*Data supplied*

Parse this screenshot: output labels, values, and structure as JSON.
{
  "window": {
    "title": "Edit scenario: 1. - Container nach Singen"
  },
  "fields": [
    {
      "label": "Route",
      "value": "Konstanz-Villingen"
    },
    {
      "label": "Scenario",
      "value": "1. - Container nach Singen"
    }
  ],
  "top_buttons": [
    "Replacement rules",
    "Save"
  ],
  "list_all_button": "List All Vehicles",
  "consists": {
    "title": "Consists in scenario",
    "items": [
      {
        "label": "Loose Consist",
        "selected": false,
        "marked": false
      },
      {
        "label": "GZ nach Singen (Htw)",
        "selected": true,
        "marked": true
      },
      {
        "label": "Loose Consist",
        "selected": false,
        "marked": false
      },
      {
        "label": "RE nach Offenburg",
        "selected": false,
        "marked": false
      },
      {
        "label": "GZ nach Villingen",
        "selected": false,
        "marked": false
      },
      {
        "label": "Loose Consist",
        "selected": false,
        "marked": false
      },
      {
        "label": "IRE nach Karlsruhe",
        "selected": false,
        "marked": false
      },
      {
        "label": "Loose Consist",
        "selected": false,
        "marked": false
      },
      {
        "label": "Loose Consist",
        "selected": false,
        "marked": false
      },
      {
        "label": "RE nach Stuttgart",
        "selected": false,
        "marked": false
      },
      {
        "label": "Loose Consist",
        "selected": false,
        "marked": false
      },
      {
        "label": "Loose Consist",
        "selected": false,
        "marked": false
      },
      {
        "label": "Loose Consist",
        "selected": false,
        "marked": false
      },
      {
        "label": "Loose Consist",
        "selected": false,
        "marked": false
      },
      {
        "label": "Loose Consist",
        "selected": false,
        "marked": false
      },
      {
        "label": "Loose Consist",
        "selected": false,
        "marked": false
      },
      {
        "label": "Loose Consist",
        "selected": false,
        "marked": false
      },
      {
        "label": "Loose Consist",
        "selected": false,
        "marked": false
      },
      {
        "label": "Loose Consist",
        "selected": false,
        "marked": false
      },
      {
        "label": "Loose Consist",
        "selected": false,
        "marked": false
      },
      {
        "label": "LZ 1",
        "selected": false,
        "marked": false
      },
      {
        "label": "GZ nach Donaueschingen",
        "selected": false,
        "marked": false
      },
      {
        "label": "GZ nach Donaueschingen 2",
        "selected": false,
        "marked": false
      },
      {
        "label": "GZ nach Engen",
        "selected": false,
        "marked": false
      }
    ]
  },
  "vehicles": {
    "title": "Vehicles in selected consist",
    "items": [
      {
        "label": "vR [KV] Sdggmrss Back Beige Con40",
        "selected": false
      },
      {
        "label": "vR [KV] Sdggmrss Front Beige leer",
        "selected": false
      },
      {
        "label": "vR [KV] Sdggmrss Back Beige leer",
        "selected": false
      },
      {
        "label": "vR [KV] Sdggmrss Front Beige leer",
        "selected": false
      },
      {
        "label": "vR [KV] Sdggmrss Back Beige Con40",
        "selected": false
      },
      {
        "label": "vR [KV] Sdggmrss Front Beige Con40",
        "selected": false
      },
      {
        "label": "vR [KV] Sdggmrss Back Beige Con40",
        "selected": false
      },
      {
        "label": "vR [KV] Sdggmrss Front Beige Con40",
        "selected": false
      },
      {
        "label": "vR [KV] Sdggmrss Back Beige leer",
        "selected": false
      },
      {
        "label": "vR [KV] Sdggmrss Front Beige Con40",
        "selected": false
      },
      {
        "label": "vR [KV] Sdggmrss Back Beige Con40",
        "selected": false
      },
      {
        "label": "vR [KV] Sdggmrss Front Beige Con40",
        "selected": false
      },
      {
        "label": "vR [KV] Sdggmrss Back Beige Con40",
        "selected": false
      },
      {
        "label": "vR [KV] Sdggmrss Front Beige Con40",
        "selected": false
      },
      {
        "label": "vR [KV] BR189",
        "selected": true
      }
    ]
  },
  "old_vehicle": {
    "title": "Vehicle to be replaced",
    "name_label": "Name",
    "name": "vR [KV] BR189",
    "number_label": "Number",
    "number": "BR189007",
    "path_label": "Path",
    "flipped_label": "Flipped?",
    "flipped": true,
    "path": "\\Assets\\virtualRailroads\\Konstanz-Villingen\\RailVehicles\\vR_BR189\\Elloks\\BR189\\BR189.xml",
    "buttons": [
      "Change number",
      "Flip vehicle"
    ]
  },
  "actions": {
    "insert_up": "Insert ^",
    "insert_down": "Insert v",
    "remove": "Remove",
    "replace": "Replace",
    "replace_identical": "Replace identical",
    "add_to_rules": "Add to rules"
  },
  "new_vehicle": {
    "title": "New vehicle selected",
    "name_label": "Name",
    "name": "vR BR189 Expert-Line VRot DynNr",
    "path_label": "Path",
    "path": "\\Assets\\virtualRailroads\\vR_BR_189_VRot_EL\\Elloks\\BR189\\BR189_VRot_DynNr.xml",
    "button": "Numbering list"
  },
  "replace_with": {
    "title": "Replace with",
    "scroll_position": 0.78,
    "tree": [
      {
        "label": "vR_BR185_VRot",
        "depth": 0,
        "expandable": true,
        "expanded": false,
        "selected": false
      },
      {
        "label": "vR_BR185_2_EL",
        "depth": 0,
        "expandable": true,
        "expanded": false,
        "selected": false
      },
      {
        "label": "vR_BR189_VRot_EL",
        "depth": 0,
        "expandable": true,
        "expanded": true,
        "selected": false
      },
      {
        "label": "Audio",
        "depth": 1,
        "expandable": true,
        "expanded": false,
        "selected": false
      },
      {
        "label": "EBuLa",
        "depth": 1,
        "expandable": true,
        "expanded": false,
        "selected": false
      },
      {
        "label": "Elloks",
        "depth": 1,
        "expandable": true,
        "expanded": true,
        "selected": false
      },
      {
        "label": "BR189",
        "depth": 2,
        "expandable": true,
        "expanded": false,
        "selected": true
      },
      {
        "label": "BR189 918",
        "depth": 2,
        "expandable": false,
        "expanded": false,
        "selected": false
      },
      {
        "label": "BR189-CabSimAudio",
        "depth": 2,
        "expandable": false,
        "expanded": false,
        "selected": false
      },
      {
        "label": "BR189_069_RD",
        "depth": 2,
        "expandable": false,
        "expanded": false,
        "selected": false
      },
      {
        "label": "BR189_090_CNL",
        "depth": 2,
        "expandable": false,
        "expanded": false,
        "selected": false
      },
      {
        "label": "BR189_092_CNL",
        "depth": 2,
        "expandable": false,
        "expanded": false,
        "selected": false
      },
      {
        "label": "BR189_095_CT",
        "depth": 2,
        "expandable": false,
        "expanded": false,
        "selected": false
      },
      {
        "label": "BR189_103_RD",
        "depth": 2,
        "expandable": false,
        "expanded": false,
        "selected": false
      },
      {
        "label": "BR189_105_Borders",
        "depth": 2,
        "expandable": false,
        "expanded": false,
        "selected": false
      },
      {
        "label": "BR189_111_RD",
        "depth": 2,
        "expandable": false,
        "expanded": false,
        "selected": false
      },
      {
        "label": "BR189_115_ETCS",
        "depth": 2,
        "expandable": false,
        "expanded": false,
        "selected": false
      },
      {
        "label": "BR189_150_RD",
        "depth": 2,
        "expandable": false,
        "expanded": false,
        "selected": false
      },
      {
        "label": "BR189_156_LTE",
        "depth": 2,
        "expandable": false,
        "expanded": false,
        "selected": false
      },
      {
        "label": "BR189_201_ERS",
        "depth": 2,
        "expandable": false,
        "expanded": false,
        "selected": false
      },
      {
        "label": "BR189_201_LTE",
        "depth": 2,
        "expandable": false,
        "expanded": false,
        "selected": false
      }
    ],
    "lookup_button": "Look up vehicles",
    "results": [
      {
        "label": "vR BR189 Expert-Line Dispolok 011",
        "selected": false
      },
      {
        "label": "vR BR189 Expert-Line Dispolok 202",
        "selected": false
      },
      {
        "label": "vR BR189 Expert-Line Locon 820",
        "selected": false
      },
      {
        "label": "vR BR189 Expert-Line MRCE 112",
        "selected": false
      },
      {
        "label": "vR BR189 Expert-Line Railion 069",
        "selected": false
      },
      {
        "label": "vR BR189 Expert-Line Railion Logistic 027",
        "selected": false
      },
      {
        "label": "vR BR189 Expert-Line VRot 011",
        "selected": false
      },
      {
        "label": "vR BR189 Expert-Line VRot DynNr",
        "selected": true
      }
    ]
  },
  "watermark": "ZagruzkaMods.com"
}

*Exercise goal*
Identify the lines above with the word "Elloks". Copy them.

*Full solution*
    "path": "\\Assets\\virtualRailroads\\Konstanz-Villingen\\RailVehicles\\vR_BR189\\Elloks\\BR189\\BR189.xml",
    "path": "\\Assets\\virtualRailroads\\vR_BR_189_VRot_EL\\Elloks\\BR189\\BR189_VRot_DynNr.xml",
        "label": "Elloks",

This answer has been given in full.